_Supplied material_
## start

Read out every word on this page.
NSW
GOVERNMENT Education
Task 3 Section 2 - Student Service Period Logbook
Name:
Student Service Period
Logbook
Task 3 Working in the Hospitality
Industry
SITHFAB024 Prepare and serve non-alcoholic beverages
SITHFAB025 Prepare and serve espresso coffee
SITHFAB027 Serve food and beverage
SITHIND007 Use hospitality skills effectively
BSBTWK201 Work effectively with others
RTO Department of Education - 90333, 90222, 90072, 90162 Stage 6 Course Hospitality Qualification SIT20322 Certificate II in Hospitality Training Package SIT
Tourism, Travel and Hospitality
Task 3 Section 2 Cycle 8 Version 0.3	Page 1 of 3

## end

_Task goal_
Extract each entry in full and write it down exactly.

_Output_
Read out every word on this page.
NSW
GOVERNMENT Education
Task 3 Section 2 - Student Service Period Logbook
Name:
Student Service Period
Logbook
Task 3 Working in the Hospitality
Industry
SITHFAB024 Prepare and serve non-alcoholic beverages
SITHFAB025 Prepare and serve espresso coffee
SITHFAB027 Serve food and beverage
SITHIND007 Use hospitality skills effectively
BSBTWK201 Work effectively with others
RTO Department of Education - 90333, 90222, 90072, 90162 Stage 6 Course Hospitality Qualification SIT20322 Certificate II in Hospitality Training Package SIT
Tourism, Travel and Hospitality
Task 3 Section 2 Cycle 8 Version 0.3	Page 1 of 3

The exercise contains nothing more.